=== MATERIAL PROVIDED ===

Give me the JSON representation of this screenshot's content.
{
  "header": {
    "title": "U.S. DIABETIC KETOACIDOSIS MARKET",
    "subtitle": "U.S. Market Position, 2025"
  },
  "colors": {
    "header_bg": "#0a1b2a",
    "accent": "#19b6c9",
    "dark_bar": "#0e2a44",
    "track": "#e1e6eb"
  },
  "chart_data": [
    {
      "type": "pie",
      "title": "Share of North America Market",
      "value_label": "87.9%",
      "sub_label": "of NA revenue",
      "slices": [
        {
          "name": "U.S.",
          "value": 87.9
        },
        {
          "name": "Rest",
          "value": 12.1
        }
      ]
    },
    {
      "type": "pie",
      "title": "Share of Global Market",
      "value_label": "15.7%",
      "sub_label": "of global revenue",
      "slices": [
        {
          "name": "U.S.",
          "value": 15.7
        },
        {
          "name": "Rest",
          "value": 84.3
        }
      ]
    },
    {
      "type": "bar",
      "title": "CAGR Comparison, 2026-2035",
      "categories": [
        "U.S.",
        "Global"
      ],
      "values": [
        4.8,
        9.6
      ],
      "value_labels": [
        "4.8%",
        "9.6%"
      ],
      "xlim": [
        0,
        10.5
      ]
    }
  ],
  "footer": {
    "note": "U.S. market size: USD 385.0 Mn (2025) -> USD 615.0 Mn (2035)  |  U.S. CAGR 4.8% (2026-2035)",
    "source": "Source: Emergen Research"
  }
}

===

# [EXERCISE DESCRIPTION]
All of the entries above must be quoted exactly.

# [THE ANSWER]
Give me the JSON representation of this screenshot's content.
{
  "header": {
    "title": "U.S. DIABETIC KETOACIDOSIS MARKET",
    "subtitle": "U.S. Market Position, 2025"
  },
  "colors": {
    "header_bg": "#0a1b2a",
    "accent": "#19b6c9",
    "dark_bar": "#0e2a44",
    "track": "#e1e6eb"
  },
  "chart_data": [
    {
      "type": "pie",
      "title": "Share of North America Market",
      "value_label": "87.9%",
      "sub_label": "of NA revenue",
      "slices": [
        {
          "name": "U.S.",
          "value": 87.9
        },
        {
          "name": "Rest",
          "value": 12.1
        }
      ]
    },
    {
      "type": "pie",
      "title": "Share of Global Market",
      "value_label": "15.7%",
      "sub_label": "of global revenue",
      "slices": [
        {
          "name": "U.S.",
          "value": 15.7
        },
        {
          "name": "Rest",
          "value": 84.3
        }
      ]
    },
    {
      "type": "bar",
      "title": "CAGR Comparison, 2026-2035",
      "categories": [
        "U.S.",
        "Global"
      ],
      "values": [
        4.8,
        9.6
      ],
      "value_labels": [
        "4.8%",
        "9.6%"
      ],
      "xlim": [
        0,
        10.5
      ]
    }
  ],
  "footer": {
    "note": "U.S. market size: USD 385.0 Mn (2025) -> USD 615.0 Mn (2035)  |  U.S. CAGR 4.8% (2026-2035)",
    "source": "Source: Emergen Research"
  }
}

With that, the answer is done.